_PASSAGE FOR REVIEW_.

────────────────

They then went on to use these constructs in Jw18 cells with and without Wolbachia using the construct in Figure 1A, where luciferase is a proxy for virus replication (or infectivity).  In Figure 2 they present their data - let's pass by 2A&B for now (which just show that this arbovirus is not affecting Jw18 growth - as expected) and focus on 2C.  
 

Fig 2. Analysis of cell growth and infection dynamics of Jw18Wol and Jw18Free cells infected with SFV.
(A) Jw18Free cells were infected with SFV(3H)-RLuc at an MOI of 20. Cells were lysed 4, 8, 12 and 24 hpi and RLuc activity determined. The figure represents data from three independent experiments, where each treatment was carried out in triplicate. (B) The density of Jw18Wol and Jw18Free cells 7 and 24 hpi with SFV(3H)-RLuc at an MOI of 20; 0 (seed) is 24 h prior to infection. Data represents three independent experiments carried out in duplicate. (C) Jw18Wol and Jw18Free cells were infected at an MOI of 20 with SFV4(3H)-RLuc and RLuc activity was measured at 7 and 24 hpi. The graph indicates the mean ratio of RLuc activity in Jw18Wol and Jw18Free cells, where Jw18Wol at 7hpi and 24 hpi is equal to one. The data represents five independent experiments carried out in duplicate. Error bars represent the standard error of mean in all figures. Stars indicate significance P = <0.05 in T-Test analysis.

It looks like the Jw18 with Wolbachia was able to repress RNA virus replication - by 2-3 fold, is what they say in text.  In and of itself, that is not surprising as the pathogen blocking effect has been observed in cell lines before.  However, but look at the time course. At only 7 hpi, they see an effect of Wolbachia.  This means that Wolbachia is blocking early in the infection.

As I said before, one of the cool things about their model system is that they can then use the genetic tools available to examine where the block in replication occurs. To disentangle effects of viral entry or exit from replication within the cell, they use a clever transfection of a SFV replication construct (Figure 1C).   Because they will transfect the construct in, defects observed in their readout (in this case, the luciferase reporter) can be interpreted as problems with translation and/or transcription, not entry.  


Fig 3. The effect of Wolbachia on SFV replicon and transreplicase activity.
(A, B) Jw18Wol and Jw18Free cells were transfected with in vitro transcribed SFV1(3F)RLuc-SG-FFLuc RNA, and both RLuc (A) and FFLuc (B) activity was measured 24 h post transfection (hpt). Graphs indicate mean fold change of measurements of luciferase activity where activity in Jw18Wol cells is taken as 1 and represent three independent experiments carried out in triplicate. RLuc activity represents translation of genome RNAs whereas FFLuc indicates translation of the subgenomic mRNA. Error bars represent standard error of mean. Stars indicate significance where P = <0.05 in T-Test analysis. (C, D) Jw18Wol and Jw18Free cells were transfected with two plasmids: one expressing SFV replicase proteins (wt or mutant, under the control of the Dmelanogaster Actin promoter) and one expressing viral template and both FFluc (C) and Gluc (D) activity were measured 24 hpt. FFLucactivity represents translation of RNA produced from the Actin promoter (and to some extent the genomic promoter) and Gluc activity represents translation of RNA produced from the subgenomic promoter following replication. Graphs represent relative luciferase activity and represent three independent experiments carried out in duplicate. Stars indicate significance where P = <0.01 in T-Test analysis.

────────────────

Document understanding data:
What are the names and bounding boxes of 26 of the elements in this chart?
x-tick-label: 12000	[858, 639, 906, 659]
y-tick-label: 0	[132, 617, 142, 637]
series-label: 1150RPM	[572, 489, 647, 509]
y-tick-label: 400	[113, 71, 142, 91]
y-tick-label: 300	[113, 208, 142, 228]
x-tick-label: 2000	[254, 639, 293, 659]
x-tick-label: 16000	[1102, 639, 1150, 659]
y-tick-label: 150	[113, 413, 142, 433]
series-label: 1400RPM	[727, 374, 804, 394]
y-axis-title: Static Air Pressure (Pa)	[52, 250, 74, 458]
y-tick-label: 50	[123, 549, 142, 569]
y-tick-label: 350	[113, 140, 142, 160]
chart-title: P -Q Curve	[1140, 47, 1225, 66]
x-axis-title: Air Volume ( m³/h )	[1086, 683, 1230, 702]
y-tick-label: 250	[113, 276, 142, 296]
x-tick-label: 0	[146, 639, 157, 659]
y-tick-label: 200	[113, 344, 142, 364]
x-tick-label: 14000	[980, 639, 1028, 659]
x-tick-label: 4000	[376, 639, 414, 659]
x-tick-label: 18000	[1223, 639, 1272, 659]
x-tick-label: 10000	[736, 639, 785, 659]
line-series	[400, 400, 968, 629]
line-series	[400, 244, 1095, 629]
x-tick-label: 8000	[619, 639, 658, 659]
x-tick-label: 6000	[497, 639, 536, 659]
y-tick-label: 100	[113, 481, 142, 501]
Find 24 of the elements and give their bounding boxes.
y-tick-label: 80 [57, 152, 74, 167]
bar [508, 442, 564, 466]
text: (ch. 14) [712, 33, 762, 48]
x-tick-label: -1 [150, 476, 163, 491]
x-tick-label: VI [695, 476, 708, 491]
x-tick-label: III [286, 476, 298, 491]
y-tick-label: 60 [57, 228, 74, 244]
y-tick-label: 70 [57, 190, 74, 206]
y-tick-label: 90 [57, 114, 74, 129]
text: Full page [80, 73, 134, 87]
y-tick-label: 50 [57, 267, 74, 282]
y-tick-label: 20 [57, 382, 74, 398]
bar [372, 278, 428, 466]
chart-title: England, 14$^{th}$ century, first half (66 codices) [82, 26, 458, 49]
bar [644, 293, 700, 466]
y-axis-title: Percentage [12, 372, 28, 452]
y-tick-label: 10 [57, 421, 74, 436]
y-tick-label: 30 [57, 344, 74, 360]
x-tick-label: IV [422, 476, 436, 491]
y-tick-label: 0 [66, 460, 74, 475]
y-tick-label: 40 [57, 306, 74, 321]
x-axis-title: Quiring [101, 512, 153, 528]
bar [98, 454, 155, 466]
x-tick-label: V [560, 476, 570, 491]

────────────────

_WORK ITEM A_. For each of the following statements, answer yes or no as to whether it agrees with the passage on Wolbachia and virus replication, and quote the exact words from the passage that decide it. (i) For Figure 2C, RLuc activity was measured at 7 and 24 hpi. (ii) The Figure 2C data come from three independent experiments. (iii) Because the construct is transfected in, defects in the luciferase readout can be read as problems with viral entry.
_WORK ITEM B_. Continue the passage on Wolbachia and virus replication from the point where it stops.
The material stands on its own and is separate from the passage on Wolbachia and virus replication.

_ANSWER A_.
(i) Yes: "RLuc activity was measured at 7 and 24 hpi."
(ii) No: "The data represents five independent experiments carried out in duplicate."
(iii) No: "can be interpreted as problems with translation and/or transcription, not entry."

_ANSWER B_.
In Figure 3AB you can see a reduction in the amount of luciferase produced from each construct with Wolbachia present. Either RLuc (representing translation of genome RNAs) and FFLuc (translation of subgenomic mRNA) are affected by Wolbachia.  Interestingly, though, the amount of luciferase activity suppressed in the subgenomic mRNA is MUCH more than expected based on their result for the genomic promotor.  This makes it seem like something is happening to the mRNA between the translation of the first open reading frame and translation of the subgenomic promoter's mRNA (using the construct as proxy).

Then they decouple viral replicase production from translation of these two open reading frames.  They introduce the viral replicase on a separate plasmid, in addition to the constructs tagged with luciferase, and ask, if we express this replicase in trans, does that rescue the defect in the presence of Wolbachia? The answer? Nope. Wolbachia can still block virus replication, and strongly when the subgenome is the source of the reporter, even when the replicase is provided and driven with actin (Figure 3D). Cool! 

They next explore two often touted hypotheses for the mechanism of Wolbachia pathogen blocking. First, the manipulation of small, interfering RNAs by the Wolbachia infection.  Indeed, previous work has suggested that these small RNAs, upregulated during a Wolbachia infection, may specifically antagonize viruses (although see here, where they show a functional siRNA pathway is not necessary for pathogen blocking in Drosophila).  Rainey et al. sequence the small RNAs from the Jw18 cell lines with and without Wolbachia during a virus infection with SFV.  They find no evidence for the induction of small interfering RNAs in the presence of Wolbachia, perhaps because of the reduced replication overall. As a side note, they also looked at overall miRNA patterns in the cell lines with and without Wolbachia and saw no significant difference, again, suggesting that this is not the mechanism. Finally, they also looked at Wolbachia gene expression when challenged with SFV. One might hypothesize that Wolbachia somehow senses the virus and alters its transcription to deal with the invading organism. Again, a negative result here - in this model system, Wolbachia does not seem to be changing its behavior in response to virus.  

Fig 4. The effect of Wolbachia on the production of virus-derived small interfering RNAs in Jw18 cells.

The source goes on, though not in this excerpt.